Fragmento del texto ::
Un nuevo caso de inseguridad encendió las alarmas en la alcaldía Gustavo A. Madero. Dos sujetos que aparentaban ser trabajadores de limpieza de la Ciudad de México asaltaron a una mujer al interior de su domicilio en la colonia San Juan de Aragón, utilizando uniformes y herramientas para pasar desapercibidos. El ataque quedó registrado por cámaras de seguridad y rápidamente se viralizó en redes sociales.
Las imágenes muestran a los hombres barriendo la banqueta frente a la vivienda, simulando labores de limpieza urbana. Cuando la víctima llega a su casa, los presuntos delincuentes la interceptan, la amenazan y la obligan a ingresar al inmueble. Una vez dentro, abandonan las escobas y avanzan hasta la sala, donde concretan el robo en cuestión de minutos.
De acuerdo con los primeros reportes, los sujetos habrían utilizado este disfraz para vigilar la zona sin levantar sospechas y elegir el momento exacto para actuar. Tras cometer el asalto, escaparon del lugar sin que hasta el momento se reporten personas detenidas.
Este caso no es un hecho aislado. En los últimos años, autoridades y especialistas en seguridad han advertido un cambio en el modus operandi de los asaltantes, quienes cada vez recurren más a disfraces, uniformes falsos o aparentes oficios cotidianos —como repartidores, técnicos, personal de mantenimiento o trabajadores de servicios públicos— para ganarse la confianza de las víctimas y cometer robos con mayor facilidad.
El asalto ya es investigado por la Fiscalía General de Justicia de la Ciudad de México, que analiza las grabaciones de videovigilancia para identificar a los responsables. Mientras tanto, el caso reabre el debate sobre la inseguridad en zonas habitacionales y la necesidad de reforzar medidas de prevención ante delitos que, lejos de disminuir, evolucionan con nuevas formas de engaño.

Consigna A :: Convierte en una lista breve el párrafo de la nota sobre el asalto en Gustavo A. Madero que comienza con «Las imágenes muestran». Conserva sus datos principales.
Consigna B ::
Responde según la nota sobre el asalto en Gustavo A. Madero:
(i) ¿En qué colonia ocurrió el asalto?
(ii) ¿Qué oficios cotidianos se mencionan como ejemplos de los que aparentan los asaltantes?
(iii) ¿Qué institución investiga el caso?

Datos de análisis de la maquetación de la página:
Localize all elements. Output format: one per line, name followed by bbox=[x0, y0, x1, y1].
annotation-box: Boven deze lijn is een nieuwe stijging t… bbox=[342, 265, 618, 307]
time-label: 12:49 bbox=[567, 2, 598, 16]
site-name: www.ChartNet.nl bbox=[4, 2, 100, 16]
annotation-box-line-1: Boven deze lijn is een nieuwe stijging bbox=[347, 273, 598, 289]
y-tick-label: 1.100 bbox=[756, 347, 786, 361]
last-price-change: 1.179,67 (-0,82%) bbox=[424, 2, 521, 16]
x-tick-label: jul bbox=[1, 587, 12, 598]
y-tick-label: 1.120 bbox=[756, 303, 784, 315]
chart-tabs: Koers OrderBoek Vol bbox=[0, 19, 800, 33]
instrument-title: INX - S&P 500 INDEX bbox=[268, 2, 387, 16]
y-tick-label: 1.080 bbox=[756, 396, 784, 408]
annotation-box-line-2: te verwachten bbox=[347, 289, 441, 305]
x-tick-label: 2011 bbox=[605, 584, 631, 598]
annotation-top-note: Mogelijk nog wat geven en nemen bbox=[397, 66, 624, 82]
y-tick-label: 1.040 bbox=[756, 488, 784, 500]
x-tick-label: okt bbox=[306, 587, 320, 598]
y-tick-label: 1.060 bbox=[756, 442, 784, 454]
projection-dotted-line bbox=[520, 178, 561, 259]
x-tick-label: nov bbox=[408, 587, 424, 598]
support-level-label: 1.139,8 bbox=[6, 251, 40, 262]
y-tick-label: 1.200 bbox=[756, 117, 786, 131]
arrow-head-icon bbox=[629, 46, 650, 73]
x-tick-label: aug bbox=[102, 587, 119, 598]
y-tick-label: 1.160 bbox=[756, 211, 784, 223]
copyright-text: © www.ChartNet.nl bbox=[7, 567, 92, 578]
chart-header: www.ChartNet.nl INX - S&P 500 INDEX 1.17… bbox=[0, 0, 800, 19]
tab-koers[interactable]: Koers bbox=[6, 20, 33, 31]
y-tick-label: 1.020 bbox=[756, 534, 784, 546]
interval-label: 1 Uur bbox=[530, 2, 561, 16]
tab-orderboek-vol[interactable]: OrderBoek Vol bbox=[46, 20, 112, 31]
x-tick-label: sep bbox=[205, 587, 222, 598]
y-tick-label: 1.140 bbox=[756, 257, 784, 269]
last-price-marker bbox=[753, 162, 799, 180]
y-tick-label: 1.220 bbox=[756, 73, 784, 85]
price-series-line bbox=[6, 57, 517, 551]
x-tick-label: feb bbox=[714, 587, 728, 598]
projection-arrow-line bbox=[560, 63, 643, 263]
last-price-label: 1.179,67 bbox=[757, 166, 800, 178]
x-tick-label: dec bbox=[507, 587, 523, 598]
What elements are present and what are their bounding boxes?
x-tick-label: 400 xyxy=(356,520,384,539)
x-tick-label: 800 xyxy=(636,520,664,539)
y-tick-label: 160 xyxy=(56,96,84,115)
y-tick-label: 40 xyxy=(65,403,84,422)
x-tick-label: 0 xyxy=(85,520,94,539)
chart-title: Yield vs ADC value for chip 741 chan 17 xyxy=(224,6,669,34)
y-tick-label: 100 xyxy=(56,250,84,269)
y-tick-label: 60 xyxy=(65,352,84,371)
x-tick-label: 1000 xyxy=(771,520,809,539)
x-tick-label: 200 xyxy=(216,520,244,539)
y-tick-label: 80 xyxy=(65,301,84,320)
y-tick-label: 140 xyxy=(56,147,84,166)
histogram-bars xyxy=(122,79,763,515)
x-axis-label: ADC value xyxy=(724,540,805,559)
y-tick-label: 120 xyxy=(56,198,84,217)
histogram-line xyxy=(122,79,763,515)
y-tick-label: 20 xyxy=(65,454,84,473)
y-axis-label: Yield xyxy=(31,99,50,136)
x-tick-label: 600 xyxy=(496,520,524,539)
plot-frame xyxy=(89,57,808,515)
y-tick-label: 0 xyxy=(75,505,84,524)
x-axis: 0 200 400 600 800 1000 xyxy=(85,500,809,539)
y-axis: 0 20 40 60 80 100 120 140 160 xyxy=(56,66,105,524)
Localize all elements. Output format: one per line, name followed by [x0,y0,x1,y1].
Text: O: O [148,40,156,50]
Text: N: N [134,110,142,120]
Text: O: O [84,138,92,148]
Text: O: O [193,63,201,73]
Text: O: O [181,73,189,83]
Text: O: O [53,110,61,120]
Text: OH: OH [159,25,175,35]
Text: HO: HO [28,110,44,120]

Resolución A ::
- Los hombres barren la banqueta frente a la vivienda y simulan labores de limpieza urbana.
- Cuando la víctima llega a su casa, la interceptan, la amenazan y la obligan a entrar al inmueble.
- Ya dentro, dejan las escobas, avanzan hasta la sala y concretan el robo en cuestión de minutos.

Resolución B ::
(i) En la colonia San Juan de Aragón.
(ii) Repartidores, técnicos, personal de mantenimiento y trabajadores de servicios públicos.
(iii) La Fiscalía General de Justicia de la Ciudad de México.